— START —

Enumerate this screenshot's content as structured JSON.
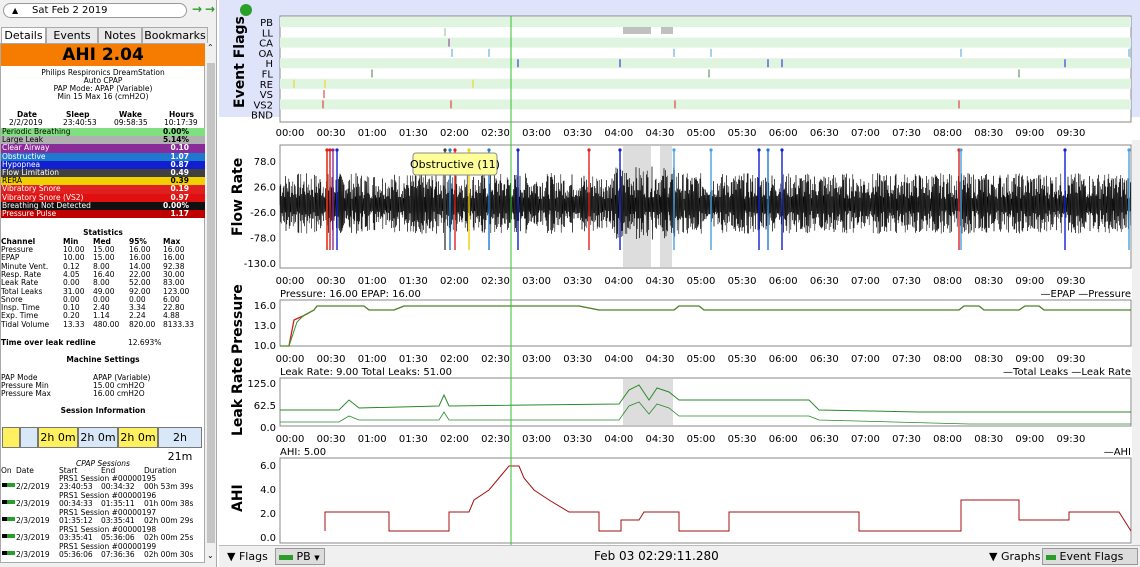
{
  "nav": {
    "date": "Sat Feb 2 2019",
    "prev_icon": "up-arrow-icon",
    "back": "→",
    "fwd": "→|"
  },
  "tabs": [
    "Details",
    "Events",
    "Notes",
    "Bookmarks"
  ],
  "ahi_label": "AHI 2.04",
  "machine": {
    "line1": "Philips Respironics DreamStation",
    "line2": "Auto CPAP",
    "line3": "PAP Mode: APAP (Variable)",
    "line4": "Min 15 Max 16 (cmH2O)"
  },
  "session_hdr": {
    "date": "Date",
    "sleep": "Sleep",
    "wake": "Wake",
    "hours": "Hours"
  },
  "session_vals": {
    "date": "2/2/2019",
    "sleep": "23:40:53",
    "wake": "09:58:35",
    "hours": "10:17:39"
  },
  "events": [
    {
      "name": "Periodic Breathing",
      "value": "0.00%",
      "color": "#80e080",
      "fg": "#000"
    },
    {
      "name": "Large Leak",
      "value": "5.14%",
      "color": "#b0b0b0",
      "fg": "#000"
    },
    {
      "name": "Clear Airway",
      "value": "0.10",
      "color": "#8a2b9a",
      "fg": "#fff"
    },
    {
      "name": "Obstructive",
      "value": "1.07",
      "color": "#1e78d0",
      "fg": "#fff"
    },
    {
      "name": "Hypopnea",
      "value": "0.87",
      "color": "#1020d0",
      "fg": "#fff"
    },
    {
      "name": "Flow Limitation",
      "value": "0.49",
      "color": "#404040",
      "fg": "#fff"
    },
    {
      "name": "RERA",
      "value": "0.39",
      "color": "#f0d000",
      "fg": "#000"
    },
    {
      "name": "Vibratory Snore",
      "value": "0.19",
      "color": "#e02020",
      "fg": "#fff"
    },
    {
      "name": "Vibratory Snore (VS2)",
      "value": "0.97",
      "color": "#e01010",
      "fg": "#fff"
    },
    {
      "name": "Breathing Not Detected",
      "value": "0.00%",
      "color": "#101010",
      "fg": "#fff"
    },
    {
      "name": "Pressure Pulse",
      "value": "1.17",
      "color": "#c00000",
      "fg": "#fff"
    }
  ],
  "stats": {
    "title": "Statistics",
    "headers": [
      "Channel",
      "Min",
      "Med",
      "95%",
      "Max"
    ],
    "rows": [
      [
        "Pressure",
        "10.00",
        "15.00",
        "16.00",
        "16.00"
      ],
      [
        "EPAP",
        "10.00",
        "15.00",
        "16.00",
        "16.00"
      ],
      [
        "Minute Vent.",
        "0.12",
        "8.00",
        "14.00",
        "92.38"
      ],
      [
        "Resp. Rate",
        "4.05",
        "16.40",
        "22.00",
        "30.00"
      ],
      [
        "Leak Rate",
        "0.00",
        "8.00",
        "52.00",
        "83.00"
      ],
      [
        "Total Leaks",
        "31.00",
        "49.00",
        "92.00",
        "123.00"
      ],
      [
        "Snore",
        "0.00",
        "0.00",
        "0.00",
        "6.00"
      ],
      [
        "Insp. Time",
        "0.10",
        "2.40",
        "3.34",
        "22.80"
      ],
      [
        "Exp. Time",
        "0.20",
        "1.14",
        "2.24",
        "4.88"
      ],
      [
        "Tidal Volume",
        "13.33",
        "480.00",
        "820.00",
        "8133.33"
      ]
    ],
    "redline_label": "Time over leak redline",
    "redline_value": "12.693%"
  },
  "settings": {
    "title": "Machine Settings",
    "rows": [
      [
        "PAP Mode",
        "APAP (Variable)"
      ],
      [
        "Pressure Min",
        "15.00 cmH2O"
      ],
      [
        "Pressure Max",
        "16.00 cmH2O"
      ]
    ]
  },
  "session_info": {
    "title": "Session Information",
    "blocks": [
      "2h 0m",
      "2h 0m",
      "2h 0m",
      "2h 21m"
    ]
  },
  "cpap": {
    "title": "CPAP Sessions",
    "headers": [
      "On",
      "Date",
      "Start",
      "End",
      "Duration"
    ],
    "rows": [
      {
        "label": "PRS1 Session #00000195",
        "date": "2/2/2019",
        "start": "23:40:53",
        "end": "00:34:32",
        "dur": "00h 53m 39s"
      },
      {
        "label": "PRS1 Session #00000196",
        "date": "2/3/2019",
        "start": "00:34:33",
        "end": "01:35:11",
        "dur": "01h 00m 38s"
      },
      {
        "label": "PRS1 Session #00000197",
        "date": "2/3/2019",
        "start": "01:35:12",
        "end": "03:35:41",
        "dur": "02h 00m 29s"
      },
      {
        "label": "PRS1 Session #00000198",
        "date": "2/3/2019",
        "start": "03:35:41",
        "end": "05:36:06",
        "dur": "02h 00m 25s"
      },
      {
        "label": "PRS1 Session #00000199",
        "date": "2/3/2019",
        "start": "05:36:06",
        "end": "07:36:36",
        "dur": "02h 00m 30s"
      }
    ]
  },
  "graphs": {
    "time_ticks": [
      "00:00",
      "00:30",
      "01:00",
      "01:30",
      "02:00",
      "02:30",
      "03:00",
      "03:30",
      "04:00",
      "04:30",
      "05:00",
      "05:30",
      "06:00",
      "06:30",
      "07:00",
      "07:30",
      "08:00",
      "08:30",
      "09:00",
      "09:30"
    ],
    "event_flags": {
      "title": "Event Flags",
      "channels": [
        "PB",
        "LL",
        "CA",
        "OA",
        "H",
        "FL",
        "RE",
        "VS",
        "VS2",
        "BND"
      ]
    },
    "flow": {
      "title": "Flow Rate",
      "yticks": [
        "78.0",
        "26.0",
        "-26.0",
        "-78.0",
        "-130.0"
      ],
      "tooltip": "Obstructive (11)"
    },
    "pressure": {
      "title": "Pressure",
      "header": "Pressure: 16.00 EPAP: 16.00",
      "yticks": [
        "16.0",
        "13.0",
        "10.0"
      ],
      "legend": [
        "EPAP",
        "Pressure"
      ]
    },
    "leak": {
      "title": "Leak Rate",
      "header": "Leak Rate: 9.00 Total Leaks: 51.00",
      "yticks": [
        "125.0",
        "62.5",
        "0.0"
      ],
      "legend": [
        "Total Leaks",
        "Leak Rate"
      ]
    },
    "ahi": {
      "title": "AHI",
      "header": "AHI: 5.00",
      "yticks": [
        "6.0",
        "4.0",
        "2.0",
        "0.0"
      ],
      "legend": [
        "AHI"
      ]
    }
  },
  "bottom": {
    "flags": "Flags",
    "pb": "PB",
    "time": "Feb 03 02:29:11.280",
    "graphs": "Graphs",
    "event_flags": "Event Flags"
  }
}
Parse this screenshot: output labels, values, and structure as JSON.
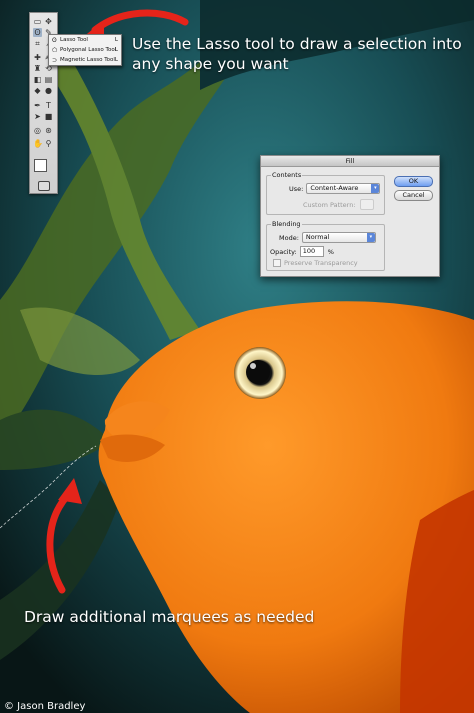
{
  "captions": {
    "top": "Use the Lasso tool to draw a selection into any shape you want",
    "bottom": "Draw additional marquees as needed",
    "credit": "© Jason Bradley"
  },
  "arrow_color": "#e5241a",
  "tools_flyout": {
    "items": [
      {
        "icon": "lasso-icon",
        "label": "Lasso Tool",
        "key": "L"
      },
      {
        "icon": "polygonal-lasso-icon",
        "label": "Polygonal Lasso Tool",
        "key": "L"
      },
      {
        "icon": "magnetic-lasso-icon",
        "label": "Magnetic Lasso Tool",
        "key": "L"
      }
    ]
  },
  "fill_dialog": {
    "title": "Fill",
    "contents_group": "Contents",
    "use_label": "Use:",
    "use_value": "Content-Aware",
    "custom_pattern_label": "Custom Pattern:",
    "blending_group": "Blending",
    "mode_label": "Mode:",
    "mode_value": "Normal",
    "opacity_label": "Opacity:",
    "opacity_value": "100",
    "opacity_unit": "%",
    "preserve_transparency_label": "Preserve Transparency",
    "ok_label": "OK",
    "cancel_label": "Cancel"
  }
}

— END —

Your task is to reproduce all of the material exactly. The pictures stay out.

THE ANSWER —
Enumerate this screenshot's content as structured JSON.
{
  "nav": {
    "date": "Sat Feb 2 2019",
    "prev_icon": "up-arrow-icon",
    "back": "→",
    "fwd": "→|"
  },
  "tabs": [
    "Details",
    "Events",
    "Notes",
    "Bookmarks"
  ],
  "ahi_label": "AHI 2.04",
  "machine": {
    "line1": "Philips Respironics DreamStation",
    "line2": "Auto CPAP",
    "line3": "PAP Mode: APAP (Variable)",
    "line4": "Min 15 Max 16 (cmH2O)"
  },
  "session_hdr": {
    "date": "Date",
    "sleep": "Sleep",
    "wake": "Wake",
    "hours": "Hours"
  },
  "session_vals": {
    "date": "2/2/2019",
    "sleep": "23:40:53",
    "wake": "09:58:35",
    "hours": "10:17:39"
  },
  "events": [
    {
      "name": "Periodic Breathing",
      "value": "0.00%",
      "color": "#80e080",
      "fg": "#000"
    },
    {
      "name": "Large Leak",
      "value": "5.14%",
      "color": "#b0b0b0",
      "fg": "#000"
    },
    {
      "name": "Clear Airway",
      "value": "0.10",
      "color": "#8a2b9a",
      "fg": "#fff"
    },
    {
      "name": "Obstructive",
      "value": "1.07",
      "color": "#1e78d0",
      "fg": "#fff"
    },
    {
      "name": "Hypopnea",
      "value": "0.87",
      "color": "#1020d0",
      "fg": "#fff"
    },
    {
      "name": "Flow Limitation",
      "value": "0.49",
      "color": "#404040",
      "fg": "#fff"
    },
    {
      "name": "RERA",
      "value": "0.39",
      "color": "#f0d000",
      "fg": "#000"
    },
    {
      "name": "Vibratory Snore",
      "value": "0.19",
      "color": "#e02020",
      "fg": "#fff"
    },
    {
      "name": "Vibratory Snore (VS2)",
      "value": "0.97",
      "color": "#e01010",
      "fg": "#fff"
    },
    {
      "name": "Breathing Not Detected",
      "value": "0.00%",
      "color": "#101010",
      "fg": "#fff"
    },
    {
      "name": "Pressure Pulse",
      "value": "1.17",
      "color": "#c00000",
      "fg": "#fff"
    }
  ],
  "stats": {
    "title": "Statistics",
    "headers": [
      "Channel",
      "Min",
      "Med",
      "95%",
      "Max"
    ],
    "rows": [
      [
        "Pressure",
        "10.00",
        "15.00",
        "16.00",
        "16.00"
      ],
      [
        "EPAP",
        "10.00",
        "15.00",
        "16.00",
        "16.00"
      ],
      [
        "Minute Vent.",
        "0.12",
        "8.00",
        "14.00",
        "92.38"
      ],
      [
        "Resp. Rate",
        "4.05",
        "16.40",
        "22.00",
        "30.00"
      ],
      [
        "Leak Rate",
        "0.00",
        "8.00",
        "52.00",
        "83.00"
      ],
      [
        "Total Leaks",
        "31.00",
        "49.00",
        "92.00",
        "123.00"
      ],
      [
        "Snore",
        "0.00",
        "0.00",
        "0.00",
        "6.00"
      ],
      [
        "Insp. Time",
        "0.10",
        "2.40",
        "3.34",
        "22.80"
      ],
      [
        "Exp. Time",
        "0.20",
        "1.14",
        "2.24",
        "4.88"
      ],
      [
        "Tidal Volume",
        "13.33",
        "480.00",
        "820.00",
        "8133.33"
      ]
    ],
    "redline_label": "Time over leak redline",
    "redline_value": "12.693%"
  },
  "settings": {
    "title": "Machine Settings",
    "rows": [
      [
        "PAP Mode",
        "APAP (Variable)"
      ],
      [
        "Pressure Min",
        "15.00 cmH2O"
      ],
      [
        "Pressure Max",
        "16.00 cmH2O"
      ]
    ]
  },
  "session_info": {
    "title": "Session Information",
    "blocks": [
      "2h 0m",
      "2h 0m",
      "2h 0m",
      "2h 21m"
    ]
  },
  "cpap": {
    "title": "CPAP Sessions",
    "headers": [
      "On",
      "Date",
      "Start",
      "End",
      "Duration"
    ],
    "rows": [
      {
        "label": "PRS1 Session #00000195",
        "date": "2/2/2019",
        "start": "23:40:53",
        "end": "00:34:32",
        "dur": "00h 53m 39s"
      },
      {
        "label": "PRS1 Session #00000196",
        "date": "2/3/2019",
        "start": "00:34:33",
        "end": "01:35:11",
        "dur": "01h 00m 38s"
      },
      {
        "label": "PRS1 Session #00000197",
        "date": "2/3/2019",
        "start": "01:35:12",
        "end": "03:35:41",
        "dur": "02h 00m 29s"
      },
      {
        "label": "PRS1 Session #00000198",
        "date": "2/3/2019",
        "start": "03:35:41",
        "end": "05:36:06",
        "dur": "02h 00m 25s"
      },
      {
        "label": "PRS1 Session #00000199",
        "date": "2/3/2019",
        "start": "05:36:06",
        "end": "07:36:36",
        "dur": "02h 00m 30s"
      }
    ]
  },
  "graphs": {
    "time_ticks": [
      "00:00",
      "00:30",
      "01:00",
      "01:30",
      "02:00",
      "02:30",
      "03:00",
      "03:30",
      "04:00",
      "04:30",
      "05:00",
      "05:30",
      "06:00",
      "06:30",
      "07:00",
      "07:30",
      "08:00",
      "08:30",
      "09:00",
      "09:30"
    ],
    "event_flags": {
      "title": "Event Flags",
      "channels": [
        "PB",
        "LL",
        "CA",
        "OA",
        "H",
        "FL",
        "RE",
        "VS",
        "VS2",
        "BND"
      ]
    },
    "flow": {
      "title": "Flow Rate",
      "yticks": [
        "78.0",
        "26.0",
        "-26.0",
        "-78.0",
        "-130.0"
      ],
      "tooltip": "Obstructive (11)"
    },
    "pressure": {
      "title": "Pressure",
      "header": "Pressure: 16.00 EPAP: 16.00",
      "yticks": [
        "16.0",
        "13.0",
        "10.0"
      ],
      "legend": [
        "EPAP",
        "Pressure"
      ]
    },
    "leak": {
      "title": "Leak Rate",
      "header": "Leak Rate: 9.00 Total Leaks: 51.00",
      "yticks": [
        "125.0",
        "62.5",
        "0.0"
      ],
      "legend": [
        "Total Leaks",
        "Leak Rate"
      ]
    },
    "ahi": {
      "title": "AHI",
      "header": "AHI: 5.00",
      "yticks": [
        "6.0",
        "4.0",
        "2.0",
        "0.0"
      ],
      "legend": [
        "AHI"
      ]
    }
  },
  "bottom": {
    "flags": "Flags",
    "pb": "PB",
    "time": "Feb 03 02:29:11.280",
    "graphs": "Graphs",
    "event_flags": "Event Flags"
  }
}
Parse this screenshot: output labels, values, and structure as JSON.
{
  "captions": {
    "top": "Use the Lasso tool to draw a selection into any shape you want",
    "bottom": "Draw additional marquees as needed",
    "credit": "© Jason Bradley"
  },
  "arrow_color": "#e5241a",
  "tools_flyout": {
    "items": [
      {
        "icon": "lasso-icon",
        "label": "Lasso Tool",
        "key": "L"
      },
      {
        "icon": "polygonal-lasso-icon",
        "label": "Polygonal Lasso Tool",
        "key": "L"
      },
      {
        "icon": "magnetic-lasso-icon",
        "label": "Magnetic Lasso Tool",
        "key": "L"
      }
    ]
  },
  "fill_dialog": {
    "title": "Fill",
    "contents_group": "Contents",
    "use_label": "Use:",
    "use_value": "Content-Aware",
    "custom_pattern_label": "Custom Pattern:",
    "blending_group": "Blending",
    "mode_label": "Mode:",
    "mode_value": "Normal",
    "opacity_label": "Opacity:",
    "opacity_value": "100",
    "opacity_unit": "%",
    "preserve_transparency_label": "Preserve Transparency",
    "ok_label": "OK",
    "cancel_label": "Cancel"
  }
}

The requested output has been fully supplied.